[Spatial annotation entries]
⟨

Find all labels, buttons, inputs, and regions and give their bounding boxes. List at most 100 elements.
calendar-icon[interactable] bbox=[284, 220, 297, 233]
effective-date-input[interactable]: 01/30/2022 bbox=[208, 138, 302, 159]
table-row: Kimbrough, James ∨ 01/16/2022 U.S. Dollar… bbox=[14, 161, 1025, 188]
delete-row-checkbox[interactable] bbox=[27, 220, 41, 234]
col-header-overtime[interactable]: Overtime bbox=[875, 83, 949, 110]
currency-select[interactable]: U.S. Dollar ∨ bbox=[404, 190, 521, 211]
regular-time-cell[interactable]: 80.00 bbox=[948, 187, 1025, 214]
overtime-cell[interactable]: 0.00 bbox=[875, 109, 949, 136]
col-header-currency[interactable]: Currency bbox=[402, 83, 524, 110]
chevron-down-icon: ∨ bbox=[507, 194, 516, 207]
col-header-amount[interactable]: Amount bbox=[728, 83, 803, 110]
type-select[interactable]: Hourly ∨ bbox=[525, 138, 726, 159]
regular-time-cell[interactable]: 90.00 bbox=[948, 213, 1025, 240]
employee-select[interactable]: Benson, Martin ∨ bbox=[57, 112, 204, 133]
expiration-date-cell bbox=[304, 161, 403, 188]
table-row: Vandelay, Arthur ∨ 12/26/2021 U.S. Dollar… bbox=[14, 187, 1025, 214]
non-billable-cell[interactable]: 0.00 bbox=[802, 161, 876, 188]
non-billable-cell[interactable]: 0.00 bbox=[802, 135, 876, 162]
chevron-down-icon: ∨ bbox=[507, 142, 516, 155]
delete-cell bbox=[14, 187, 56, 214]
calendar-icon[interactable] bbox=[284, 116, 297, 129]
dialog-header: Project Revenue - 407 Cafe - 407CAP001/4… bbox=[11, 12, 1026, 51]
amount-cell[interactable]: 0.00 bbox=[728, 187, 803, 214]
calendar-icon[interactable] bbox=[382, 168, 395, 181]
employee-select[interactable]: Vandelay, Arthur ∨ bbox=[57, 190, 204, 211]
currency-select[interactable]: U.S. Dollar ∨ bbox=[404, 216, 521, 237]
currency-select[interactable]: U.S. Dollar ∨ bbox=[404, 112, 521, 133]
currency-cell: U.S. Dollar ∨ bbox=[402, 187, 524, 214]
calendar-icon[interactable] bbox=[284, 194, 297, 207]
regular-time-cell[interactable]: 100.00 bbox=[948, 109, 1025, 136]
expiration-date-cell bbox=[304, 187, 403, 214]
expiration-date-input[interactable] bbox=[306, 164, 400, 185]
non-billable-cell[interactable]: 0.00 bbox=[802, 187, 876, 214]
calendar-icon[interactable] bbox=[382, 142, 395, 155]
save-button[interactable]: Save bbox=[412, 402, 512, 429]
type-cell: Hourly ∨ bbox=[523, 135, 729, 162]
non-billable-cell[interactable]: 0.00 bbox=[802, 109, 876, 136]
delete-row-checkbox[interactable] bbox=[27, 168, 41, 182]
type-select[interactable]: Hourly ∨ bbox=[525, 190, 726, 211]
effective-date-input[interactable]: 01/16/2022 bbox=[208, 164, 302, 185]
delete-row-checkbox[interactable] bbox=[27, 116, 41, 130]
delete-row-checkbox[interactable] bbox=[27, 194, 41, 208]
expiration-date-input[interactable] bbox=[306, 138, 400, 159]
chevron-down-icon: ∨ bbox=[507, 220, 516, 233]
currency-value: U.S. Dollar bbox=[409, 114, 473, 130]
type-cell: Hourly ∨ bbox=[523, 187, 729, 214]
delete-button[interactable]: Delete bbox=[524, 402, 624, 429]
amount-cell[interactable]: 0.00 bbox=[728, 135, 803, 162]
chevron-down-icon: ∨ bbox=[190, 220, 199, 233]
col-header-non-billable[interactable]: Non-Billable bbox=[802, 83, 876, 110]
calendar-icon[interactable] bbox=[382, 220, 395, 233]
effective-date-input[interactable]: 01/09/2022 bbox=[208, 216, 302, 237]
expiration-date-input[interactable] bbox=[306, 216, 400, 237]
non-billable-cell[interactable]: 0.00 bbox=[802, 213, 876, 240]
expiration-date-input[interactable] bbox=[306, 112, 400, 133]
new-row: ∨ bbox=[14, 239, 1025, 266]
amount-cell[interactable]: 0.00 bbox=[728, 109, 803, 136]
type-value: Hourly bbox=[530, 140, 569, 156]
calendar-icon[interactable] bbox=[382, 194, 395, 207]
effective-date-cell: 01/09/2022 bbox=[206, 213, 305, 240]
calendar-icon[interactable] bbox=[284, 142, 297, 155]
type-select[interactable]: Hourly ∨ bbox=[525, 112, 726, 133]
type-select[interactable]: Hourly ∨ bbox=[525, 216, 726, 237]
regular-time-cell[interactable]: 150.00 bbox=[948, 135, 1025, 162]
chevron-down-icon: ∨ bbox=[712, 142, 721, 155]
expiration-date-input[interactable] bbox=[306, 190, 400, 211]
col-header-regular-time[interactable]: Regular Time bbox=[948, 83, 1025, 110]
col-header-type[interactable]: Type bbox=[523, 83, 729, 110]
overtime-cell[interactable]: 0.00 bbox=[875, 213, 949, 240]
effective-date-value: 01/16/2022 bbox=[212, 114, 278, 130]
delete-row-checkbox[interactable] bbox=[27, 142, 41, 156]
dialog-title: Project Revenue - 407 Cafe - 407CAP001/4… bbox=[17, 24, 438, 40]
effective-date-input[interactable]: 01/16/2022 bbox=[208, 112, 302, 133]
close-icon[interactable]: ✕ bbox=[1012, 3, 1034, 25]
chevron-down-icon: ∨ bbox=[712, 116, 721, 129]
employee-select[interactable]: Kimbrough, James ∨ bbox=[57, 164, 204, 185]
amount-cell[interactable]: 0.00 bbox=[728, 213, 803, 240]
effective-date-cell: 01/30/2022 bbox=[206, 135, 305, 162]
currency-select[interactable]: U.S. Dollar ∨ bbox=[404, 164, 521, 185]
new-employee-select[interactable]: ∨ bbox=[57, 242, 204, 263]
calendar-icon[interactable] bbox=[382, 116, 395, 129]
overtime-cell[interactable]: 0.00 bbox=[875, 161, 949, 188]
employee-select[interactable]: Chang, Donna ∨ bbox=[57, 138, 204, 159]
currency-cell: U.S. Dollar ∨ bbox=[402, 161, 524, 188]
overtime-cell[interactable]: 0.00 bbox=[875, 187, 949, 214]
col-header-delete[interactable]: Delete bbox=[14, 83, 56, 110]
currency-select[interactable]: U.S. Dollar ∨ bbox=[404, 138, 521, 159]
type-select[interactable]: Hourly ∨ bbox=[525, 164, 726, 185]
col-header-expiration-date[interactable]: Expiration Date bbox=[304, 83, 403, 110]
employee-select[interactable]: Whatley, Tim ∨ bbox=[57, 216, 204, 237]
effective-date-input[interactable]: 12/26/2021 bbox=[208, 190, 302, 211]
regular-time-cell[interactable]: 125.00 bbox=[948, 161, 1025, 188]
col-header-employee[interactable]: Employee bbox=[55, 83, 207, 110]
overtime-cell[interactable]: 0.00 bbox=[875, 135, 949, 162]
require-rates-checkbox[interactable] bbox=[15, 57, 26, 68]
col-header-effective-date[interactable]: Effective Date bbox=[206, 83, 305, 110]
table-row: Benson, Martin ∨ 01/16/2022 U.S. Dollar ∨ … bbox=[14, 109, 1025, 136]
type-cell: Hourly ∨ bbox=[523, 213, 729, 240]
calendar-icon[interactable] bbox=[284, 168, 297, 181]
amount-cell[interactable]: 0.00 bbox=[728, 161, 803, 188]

⟩

**Prompt:** Rewrite the listing above, changing every occurrence of "U.S. Dollar" to "Euro" and keeping everything else the same.

**Task answer:**
Find all labels, buttons, inputs, and regions and give their bounding boxes. List at most 100 elements.
calendar-icon[interactable] bbox=[284, 220, 297, 233]
effective-date-input[interactable]: 01/30/2022 bbox=[208, 138, 302, 159]
table-row: Kimbrough, James ∨ 01/16/2022 Euro… bbox=[14, 161, 1025, 188]
delete-row-checkbox[interactable] bbox=[27, 220, 41, 234]
col-header-overtime[interactable]: Overtime bbox=[875, 83, 949, 110]
currency-select[interactable]: Euro ∨ bbox=[404, 190, 521, 211]
regular-time-cell[interactable]: 80.00 bbox=[948, 187, 1025, 214]
overtime-cell[interactable]: 0.00 bbox=[875, 109, 949, 136]
col-header-currency[interactable]: Currency bbox=[402, 83, 524, 110]
chevron-down-icon: ∨ bbox=[507, 194, 516, 207]
col-header-amount[interactable]: Amount bbox=[728, 83, 803, 110]
type-select[interactable]: Hourly ∨ bbox=[525, 138, 726, 159]
regular-time-cell[interactable]: 90.00 bbox=[948, 213, 1025, 240]
employee-select[interactable]: Benson, Martin ∨ bbox=[57, 112, 204, 133]
expiration-date-cell bbox=[304, 161, 403, 188]
table-row: Vandelay, Arthur ∨ 12/26/2021 Euro… bbox=[14, 187, 1025, 214]
non-billable-cell[interactable]: 0.00 bbox=[802, 161, 876, 188]
non-billable-cell[interactable]: 0.00 bbox=[802, 135, 876, 162]
chevron-down-icon: ∨ bbox=[507, 142, 516, 155]
delete-cell bbox=[14, 187, 56, 214]
calendar-icon[interactable] bbox=[284, 116, 297, 129]
dialog-header: Project Revenue - 407 Cafe - 407CAP001/4… bbox=[11, 12, 1026, 51]
amount-cell[interactable]: 0.00 bbox=[728, 187, 803, 214]
calendar-icon[interactable] bbox=[382, 168, 395, 181]
employee-select[interactable]: Vandelay, Arthur ∨ bbox=[57, 190, 204, 211]
currency-select[interactable]: Euro ∨ bbox=[404, 216, 521, 237]
currency-select[interactable]: Euro ∨ bbox=[404, 112, 521, 133]
currency-cell: Euro ∨ bbox=[402, 187, 524, 214]
calendar-icon[interactable] bbox=[284, 194, 297, 207]
regular-time-cell[interactable]: 100.00 bbox=[948, 109, 1025, 136]
expiration-date-cell bbox=[304, 187, 403, 214]
expiration-date-input[interactable] bbox=[306, 164, 400, 185]
non-billable-cell[interactable]: 0.00 bbox=[802, 187, 876, 214]
calendar-icon[interactable] bbox=[382, 142, 395, 155]
save-button[interactable]: Save bbox=[412, 402, 512, 429]
type-cell: Hourly ∨ bbox=[523, 135, 729, 162]
non-billable-cell[interactable]: 0.00 bbox=[802, 109, 876, 136]
delete-row-checkbox[interactable] bbox=[27, 168, 41, 182]
type-select[interactable]: Hourly ∨ bbox=[525, 190, 726, 211]
effective-date-input[interactable]: 01/16/2022 bbox=[208, 164, 302, 185]
delete-row-checkbox[interactable] bbox=[27, 116, 41, 130]
delete-row-checkbox[interactable] bbox=[27, 194, 41, 208]
expiration-date-input[interactable] bbox=[306, 138, 400, 159]
chevron-down-icon: ∨ bbox=[507, 220, 516, 233]
currency-value: Euro bbox=[409, 114, 473, 130]
type-cell: Hourly ∨ bbox=[523, 187, 729, 214]
delete-button[interactable]: Delete bbox=[524, 402, 624, 429]
amount-cell[interactable]: 0.00 bbox=[728, 135, 803, 162]
chevron-down-icon: ∨ bbox=[190, 220, 199, 233]
col-header-non-billable[interactable]: Non-Billable bbox=[802, 83, 876, 110]
calendar-icon[interactable] bbox=[382, 220, 395, 233]
effective-date-input[interactable]: 01/09/2022 bbox=[208, 216, 302, 237]
expiration-date-input[interactable] bbox=[306, 216, 400, 237]
non-billable-cell[interactable]: 0.00 bbox=[802, 213, 876, 240]
expiration-date-input[interactable] bbox=[306, 112, 400, 133]
new-row: ∨ bbox=[14, 239, 1025, 266]
amount-cell[interactable]: 0.00 bbox=[728, 109, 803, 136]
type-value: Hourly bbox=[530, 140, 569, 156]
calendar-icon[interactable] bbox=[382, 194, 395, 207]
effective-date-cell: 01/09/2022 bbox=[206, 213, 305, 240]
calendar-icon[interactable] bbox=[284, 142, 297, 155]
type-select[interactable]: Hourly ∨ bbox=[525, 112, 726, 133]
type-select[interactable]: Hourly ∨ bbox=[525, 216, 726, 237]
regular-time-cell[interactable]: 150.00 bbox=[948, 135, 1025, 162]
chevron-down-icon: ∨ bbox=[712, 142, 721, 155]
expiration-date-input[interactable] bbox=[306, 190, 400, 211]
col-header-regular-time[interactable]: Regular Time bbox=[948, 83, 1025, 110]
col-header-type[interactable]: Type bbox=[523, 83, 729, 110]
overtime-cell[interactable]: 0.00 bbox=[875, 213, 949, 240]
effective-date-value: 01/16/2022 bbox=[212, 114, 278, 130]
delete-row-checkbox[interactable] bbox=[27, 142, 41, 156]
dialog-title: Project Revenue - 407 Cafe - 407CAP001/4… bbox=[17, 24, 438, 40]
effective-date-input[interactable]: 01/16/2022 bbox=[208, 112, 302, 133]
close-icon[interactable]: ✕ bbox=[1012, 3, 1034, 25]
chevron-down-icon: ∨ bbox=[712, 116, 721, 129]
employee-select[interactable]: Kimbrough, James ∨ bbox=[57, 164, 204, 185]
amount-cell[interactable]: 0.00 bbox=[728, 213, 803, 240]
effective-date-cell: 01/30/2022 bbox=[206, 135, 305, 162]
currency-select[interactable]: Euro ∨ bbox=[404, 164, 521, 185]
new-employee-select[interactable]: ∨ bbox=[57, 242, 204, 263]
calendar-icon[interactable] bbox=[382, 116, 395, 129]
overtime-cell[interactable]: 0.00 bbox=[875, 161, 949, 188]
employee-select[interactable]: Chang, Donna ∨ bbox=[57, 138, 204, 159]
currency-cell: Euro ∨ bbox=[402, 161, 524, 188]
overtime-cell[interactable]: 0.00 bbox=[875, 187, 949, 214]
col-header-delete[interactable]: Delete bbox=[14, 83, 56, 110]
currency-select[interactable]: Euro ∨ bbox=[404, 138, 521, 159]
type-select[interactable]: Hourly ∨ bbox=[525, 164, 726, 185]
col-header-expiration-date[interactable]: Expiration Date bbox=[304, 83, 403, 110]
employee-select[interactable]: Whatley, Tim ∨ bbox=[57, 216, 204, 237]
effective-date-input[interactable]: 12/26/2021 bbox=[208, 190, 302, 211]
regular-time-cell[interactable]: 125.00 bbox=[948, 161, 1025, 188]
col-header-employee[interactable]: Employee bbox=[55, 83, 207, 110]
overtime-cell[interactable]: 0.00 bbox=[875, 135, 949, 162]
require-rates-checkbox[interactable] bbox=[15, 57, 26, 68]
col-header-effective-date[interactable]: Effective Date bbox=[206, 83, 305, 110]
table-row: Benson, Martin ∨ 01/16/2022 Euro ∨ … bbox=[14, 109, 1025, 136]
type-cell: Hourly ∨ bbox=[523, 213, 729, 240]
calendar-icon[interactable] bbox=[284, 168, 297, 181]
amount-cell[interactable]: 0.00 bbox=[728, 161, 803, 188]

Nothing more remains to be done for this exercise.